Output every record word for word.

*** ENTRIES ***

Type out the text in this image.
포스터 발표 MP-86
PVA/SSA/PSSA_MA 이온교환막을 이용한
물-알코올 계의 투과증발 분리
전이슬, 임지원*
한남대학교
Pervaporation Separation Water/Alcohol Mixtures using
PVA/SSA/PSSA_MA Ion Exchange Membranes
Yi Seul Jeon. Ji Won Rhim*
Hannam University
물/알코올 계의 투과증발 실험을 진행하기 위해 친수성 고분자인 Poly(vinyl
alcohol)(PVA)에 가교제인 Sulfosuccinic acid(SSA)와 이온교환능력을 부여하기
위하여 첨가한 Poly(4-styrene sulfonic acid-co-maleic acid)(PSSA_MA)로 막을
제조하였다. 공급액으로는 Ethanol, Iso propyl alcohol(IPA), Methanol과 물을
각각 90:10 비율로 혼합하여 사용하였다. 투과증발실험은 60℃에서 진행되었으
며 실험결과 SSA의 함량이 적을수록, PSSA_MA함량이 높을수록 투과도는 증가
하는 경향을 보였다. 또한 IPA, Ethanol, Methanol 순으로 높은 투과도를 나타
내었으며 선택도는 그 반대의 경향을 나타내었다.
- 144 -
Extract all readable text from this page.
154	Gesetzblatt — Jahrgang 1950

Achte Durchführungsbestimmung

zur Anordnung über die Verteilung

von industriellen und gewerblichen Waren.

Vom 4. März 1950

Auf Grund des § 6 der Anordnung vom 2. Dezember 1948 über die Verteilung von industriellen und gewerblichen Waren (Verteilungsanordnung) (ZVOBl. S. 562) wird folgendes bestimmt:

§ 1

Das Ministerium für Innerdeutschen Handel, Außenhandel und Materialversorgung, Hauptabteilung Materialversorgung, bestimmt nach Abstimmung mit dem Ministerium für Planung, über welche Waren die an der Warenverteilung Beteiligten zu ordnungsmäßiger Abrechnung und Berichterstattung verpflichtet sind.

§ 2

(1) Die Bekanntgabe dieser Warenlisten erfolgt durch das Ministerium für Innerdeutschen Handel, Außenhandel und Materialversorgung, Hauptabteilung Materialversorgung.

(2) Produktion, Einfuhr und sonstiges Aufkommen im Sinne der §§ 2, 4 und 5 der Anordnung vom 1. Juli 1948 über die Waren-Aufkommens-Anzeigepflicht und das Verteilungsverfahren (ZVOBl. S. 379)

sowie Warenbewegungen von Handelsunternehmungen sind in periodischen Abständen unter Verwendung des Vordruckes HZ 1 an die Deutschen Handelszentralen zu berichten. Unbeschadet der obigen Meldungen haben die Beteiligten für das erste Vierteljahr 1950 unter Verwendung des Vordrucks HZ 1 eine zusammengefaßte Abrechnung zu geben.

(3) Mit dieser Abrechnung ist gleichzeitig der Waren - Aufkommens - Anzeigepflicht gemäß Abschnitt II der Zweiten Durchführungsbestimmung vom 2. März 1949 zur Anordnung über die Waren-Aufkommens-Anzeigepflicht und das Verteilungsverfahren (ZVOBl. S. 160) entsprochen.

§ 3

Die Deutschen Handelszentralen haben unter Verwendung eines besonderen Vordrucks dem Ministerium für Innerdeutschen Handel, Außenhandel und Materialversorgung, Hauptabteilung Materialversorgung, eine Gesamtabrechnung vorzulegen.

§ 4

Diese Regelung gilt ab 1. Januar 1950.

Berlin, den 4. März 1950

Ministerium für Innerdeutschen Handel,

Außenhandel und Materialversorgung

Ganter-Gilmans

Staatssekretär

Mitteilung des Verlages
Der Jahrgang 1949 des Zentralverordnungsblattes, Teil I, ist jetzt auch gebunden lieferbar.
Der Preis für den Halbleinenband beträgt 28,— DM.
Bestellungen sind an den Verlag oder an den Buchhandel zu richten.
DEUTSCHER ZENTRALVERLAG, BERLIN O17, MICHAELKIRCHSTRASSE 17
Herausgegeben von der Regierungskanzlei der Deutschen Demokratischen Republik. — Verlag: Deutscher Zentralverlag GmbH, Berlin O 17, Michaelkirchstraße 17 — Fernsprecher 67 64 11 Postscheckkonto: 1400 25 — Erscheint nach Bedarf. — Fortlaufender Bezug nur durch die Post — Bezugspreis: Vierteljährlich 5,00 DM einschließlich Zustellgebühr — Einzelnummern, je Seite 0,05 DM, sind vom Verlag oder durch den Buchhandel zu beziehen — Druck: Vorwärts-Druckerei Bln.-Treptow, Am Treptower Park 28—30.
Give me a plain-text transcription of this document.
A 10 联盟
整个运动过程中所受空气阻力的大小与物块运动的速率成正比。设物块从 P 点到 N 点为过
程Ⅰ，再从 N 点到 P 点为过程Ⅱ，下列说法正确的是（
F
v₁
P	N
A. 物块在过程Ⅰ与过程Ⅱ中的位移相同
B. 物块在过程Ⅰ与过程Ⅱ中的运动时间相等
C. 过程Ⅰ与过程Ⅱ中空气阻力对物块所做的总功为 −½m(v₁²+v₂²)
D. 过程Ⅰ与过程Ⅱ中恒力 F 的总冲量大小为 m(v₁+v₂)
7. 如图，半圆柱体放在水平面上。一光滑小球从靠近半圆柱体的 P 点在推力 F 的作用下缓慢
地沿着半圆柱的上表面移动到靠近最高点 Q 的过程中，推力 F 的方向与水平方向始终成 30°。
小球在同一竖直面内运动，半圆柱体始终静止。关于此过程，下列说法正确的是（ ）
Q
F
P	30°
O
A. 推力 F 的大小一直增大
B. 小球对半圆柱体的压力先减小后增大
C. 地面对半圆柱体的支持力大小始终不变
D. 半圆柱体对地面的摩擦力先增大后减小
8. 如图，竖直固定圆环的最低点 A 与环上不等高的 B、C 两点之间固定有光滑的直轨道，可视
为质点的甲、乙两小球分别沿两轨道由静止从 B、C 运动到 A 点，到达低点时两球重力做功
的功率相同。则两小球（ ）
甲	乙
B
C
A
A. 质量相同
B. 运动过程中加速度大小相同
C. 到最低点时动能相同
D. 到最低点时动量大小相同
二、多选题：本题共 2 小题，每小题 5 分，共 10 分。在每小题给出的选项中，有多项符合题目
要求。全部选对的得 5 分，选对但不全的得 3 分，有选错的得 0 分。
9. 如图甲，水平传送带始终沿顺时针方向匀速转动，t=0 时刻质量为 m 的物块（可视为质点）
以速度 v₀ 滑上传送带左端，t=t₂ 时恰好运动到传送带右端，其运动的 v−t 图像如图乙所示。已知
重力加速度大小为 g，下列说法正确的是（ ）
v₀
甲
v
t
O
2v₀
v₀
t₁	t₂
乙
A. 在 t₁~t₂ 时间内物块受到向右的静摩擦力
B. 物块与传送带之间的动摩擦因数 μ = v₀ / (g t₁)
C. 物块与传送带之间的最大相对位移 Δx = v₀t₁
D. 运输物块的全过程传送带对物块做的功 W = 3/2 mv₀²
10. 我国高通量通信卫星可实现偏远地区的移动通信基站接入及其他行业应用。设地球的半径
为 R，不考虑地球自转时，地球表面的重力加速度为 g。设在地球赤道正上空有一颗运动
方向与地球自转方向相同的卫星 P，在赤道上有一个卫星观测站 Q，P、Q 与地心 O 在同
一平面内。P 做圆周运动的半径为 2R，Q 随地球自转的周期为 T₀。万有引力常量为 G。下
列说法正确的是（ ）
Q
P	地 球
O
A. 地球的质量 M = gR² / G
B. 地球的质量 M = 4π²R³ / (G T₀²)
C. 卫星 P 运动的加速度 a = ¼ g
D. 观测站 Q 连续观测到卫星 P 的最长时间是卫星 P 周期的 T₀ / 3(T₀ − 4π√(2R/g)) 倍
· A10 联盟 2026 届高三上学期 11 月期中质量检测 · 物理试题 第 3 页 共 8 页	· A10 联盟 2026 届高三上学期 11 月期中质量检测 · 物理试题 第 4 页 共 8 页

***

#### [OUTPUT FOR THIS EXERCISE]
Type out the text in this image.
포스터 발표 MP-86
PVA/SSA/PSSA_MA 이온교환막을 이용한
물-알코올 계의 투과증발 분리
전이슬, 임지원*
한남대학교
Pervaporation Separation Water/Alcohol Mixtures using
PVA/SSA/PSSA_MA Ion Exchange Membranes
Yi Seul Jeon. Ji Won Rhim*
Hannam University
물/알코올 계의 투과증발 실험을 진행하기 위해 친수성 고분자인 Poly(vinyl
alcohol)(PVA)에 가교제인 Sulfosuccinic acid(SSA)와 이온교환능력을 부여하기
위하여 첨가한 Poly(4-styrene sulfonic acid-co-maleic acid)(PSSA_MA)로 막을
제조하였다. 공급액으로는 Ethanol, Iso propyl alcohol(IPA), Methanol과 물을
각각 90:10 비율로 혼합하여 사용하였다. 투과증발실험은 60℃에서 진행되었으
며 실험결과 SSA의 함량이 적을수록, PSSA_MA함량이 높을수록 투과도는 증가
하는 경향을 보였다. 또한 IPA, Ethanol, Methanol 순으로 높은 투과도를 나타
내었으며 선택도는 그 반대의 경향을 나타내었다.
- 144 -
Extract all readable text from this page.
154	Gesetzblatt — Jahrgang 1950

Achte Durchführungsbestimmung

zur Anordnung über die Verteilung

von industriellen und gewerblichen Waren.

Vom 4. März 1950

Auf Grund des § 6 der Anordnung vom 2. Dezember 1948 über die Verteilung von industriellen und gewerblichen Waren (Verteilungsanordnung) (ZVOBl. S. 562) wird folgendes bestimmt:

§ 1

Das Ministerium für Innerdeutschen Handel, Außenhandel und Materialversorgung, Hauptabteilung Materialversorgung, bestimmt nach Abstimmung mit dem Ministerium für Planung, über welche Waren die an der Warenverteilung Beteiligten zu ordnungsmäßiger Abrechnung und Berichterstattung verpflichtet sind.

§ 2

(1) Die Bekanntgabe dieser Warenlisten erfolgt durch das Ministerium für Innerdeutschen Handel, Außenhandel und Materialversorgung, Hauptabteilung Materialversorgung.

(2) Produktion, Einfuhr und sonstiges Aufkommen im Sinne der §§ 2, 4 und 5 der Anordnung vom 1. Juli 1948 über die Waren-Aufkommens-Anzeigepflicht und das Verteilungsverfahren (ZVOBl. S. 379)

sowie Warenbewegungen von Handelsunternehmungen sind in periodischen Abständen unter Verwendung des Vordruckes HZ 1 an die Deutschen Handelszentralen zu berichten. Unbeschadet der obigen Meldungen haben die Beteiligten für das erste Vierteljahr 1950 unter Verwendung des Vordrucks HZ 1 eine zusammengefaßte Abrechnung zu geben.

(3) Mit dieser Abrechnung ist gleichzeitig der Waren - Aufkommens - Anzeigepflicht gemäß Abschnitt II der Zweiten Durchführungsbestimmung vom 2. März 1949 zur Anordnung über die Waren-Aufkommens-Anzeigepflicht und das Verteilungsverfahren (ZVOBl. S. 160) entsprochen.

§ 3

Die Deutschen Handelszentralen haben unter Verwendung eines besonderen Vordrucks dem Ministerium für Innerdeutschen Handel, Außenhandel und Materialversorgung, Hauptabteilung Materialversorgung, eine Gesamtabrechnung vorzulegen.

§ 4

Diese Regelung gilt ab 1. Januar 1950.

Berlin, den 4. März 1950

Ministerium für Innerdeutschen Handel,

Außenhandel und Materialversorgung

Ganter-Gilmans

Staatssekretär

Mitteilung des Verlages
Der Jahrgang 1949 des Zentralverordnungsblattes, Teil I, ist jetzt auch gebunden lieferbar.
Der Preis für den Halbleinenband beträgt 28,— DM.
Bestellungen sind an den Verlag oder an den Buchhandel zu richten.
DEUTSCHER ZENTRALVERLAG, BERLIN O17, MICHAELKIRCHSTRASSE 17
Herausgegeben von der Regierungskanzlei der Deutschen Demokratischen Republik. — Verlag: Deutscher Zentralverlag GmbH, Berlin O 17, Michaelkirchstraße 17 — Fernsprecher 67 64 11 Postscheckkonto: 1400 25 — Erscheint nach Bedarf. — Fortlaufender Bezug nur durch die Post — Bezugspreis: Vierteljährlich 5,00 DM einschließlich Zustellgebühr — Einzelnummern, je Seite 0,05 DM, sind vom Verlag oder durch den Buchhandel zu beziehen — Druck: Vorwärts-Druckerei Bln.-Treptow, Am Treptower Park 28—30.
Give me a plain-text transcription of this document.
A 10 联盟
整个运动过程中所受空气阻力的大小与物块运动的速率成正比。设物块从 P 点到 N 点为过
程Ⅰ，再从 N 点到 P 点为过程Ⅱ，下列说法正确的是（
F
v₁
P	N
A. 物块在过程Ⅰ与过程Ⅱ中的位移相同
B. 物块在过程Ⅰ与过程Ⅱ中的运动时间相等
C. 过程Ⅰ与过程Ⅱ中空气阻力对物块所做的总功为 −½m(v₁²+v₂²)
D. 过程Ⅰ与过程Ⅱ中恒力 F 的总冲量大小为 m(v₁+v₂)
7. 如图，半圆柱体放在水平面上。一光滑小球从靠近半圆柱体的 P 点在推力 F 的作用下缓慢
地沿着半圆柱的上表面移动到靠近最高点 Q 的过程中，推力 F 的方向与水平方向始终成 30°。
小球在同一竖直面内运动，半圆柱体始终静止。关于此过程，下列说法正确的是（ ）
Q
F
P	30°
O
A. 推力 F 的大小一直增大
B. 小球对半圆柱体的压力先减小后增大
C. 地面对半圆柱体的支持力大小始终不变
D. 半圆柱体对地面的摩擦力先增大后减小
8. 如图，竖直固定圆环的最低点 A 与环上不等高的 B、C 两点之间固定有光滑的直轨道，可视
为质点的甲、乙两小球分别沿两轨道由静止从 B、C 运动到 A 点，到达低点时两球重力做功
的功率相同。则两小球（ ）
甲	乙
B
C
A
A. 质量相同
B. 运动过程中加速度大小相同
C. 到最低点时动能相同
D. 到最低点时动量大小相同
二、多选题：本题共 2 小题，每小题 5 分，共 10 分。在每小题给出的选项中，有多项符合题目
要求。全部选对的得 5 分，选对但不全的得 3 分，有选错的得 0 分。
9. 如图甲，水平传送带始终沿顺时针方向匀速转动，t=0 时刻质量为 m 的物块（可视为质点）
以速度 v₀ 滑上传送带左端，t=t₂ 时恰好运动到传送带右端，其运动的 v−t 图像如图乙所示。已知
重力加速度大小为 g，下列说法正确的是（ ）
v₀
甲
v
t
O
2v₀
v₀
t₁	t₂
乙
A. 在 t₁~t₂ 时间内物块受到向右的静摩擦力
B. 物块与传送带之间的动摩擦因数 μ = v₀ / (g t₁)
C. 物块与传送带之间的最大相对位移 Δx = v₀t₁
D. 运输物块的全过程传送带对物块做的功 W = 3/2 mv₀²
10. 我国高通量通信卫星可实现偏远地区的移动通信基站接入及其他行业应用。设地球的半径
为 R，不考虑地球自转时，地球表面的重力加速度为 g。设在地球赤道正上空有一颗运动
方向与地球自转方向相同的卫星 P，在赤道上有一个卫星观测站 Q，P、Q 与地心 O 在同
一平面内。P 做圆周运动的半径为 2R，Q 随地球自转的周期为 T₀。万有引力常量为 G。下
列说法正确的是（ ）
Q
P	地 球
O
A. 地球的质量 M = gR² / G
B. 地球的质量 M = 4π²R³ / (G T₀²)
C. 卫星 P 运动的加速度 a = ¼ g
D. 观测站 Q 连续观测到卫星 P 的最长时间是卫星 P 周期的 T₀ / 3(T₀ − 4π√(2R/g)) 倍
· A10 联盟 2026 届高三上学期 11 月期中质量检测 · 物理试题 第 3 页 共 8 页	· A10 联盟 2026 届高三上学期 11 月期中质量检测 · 物理试题 第 4 页 共 8 页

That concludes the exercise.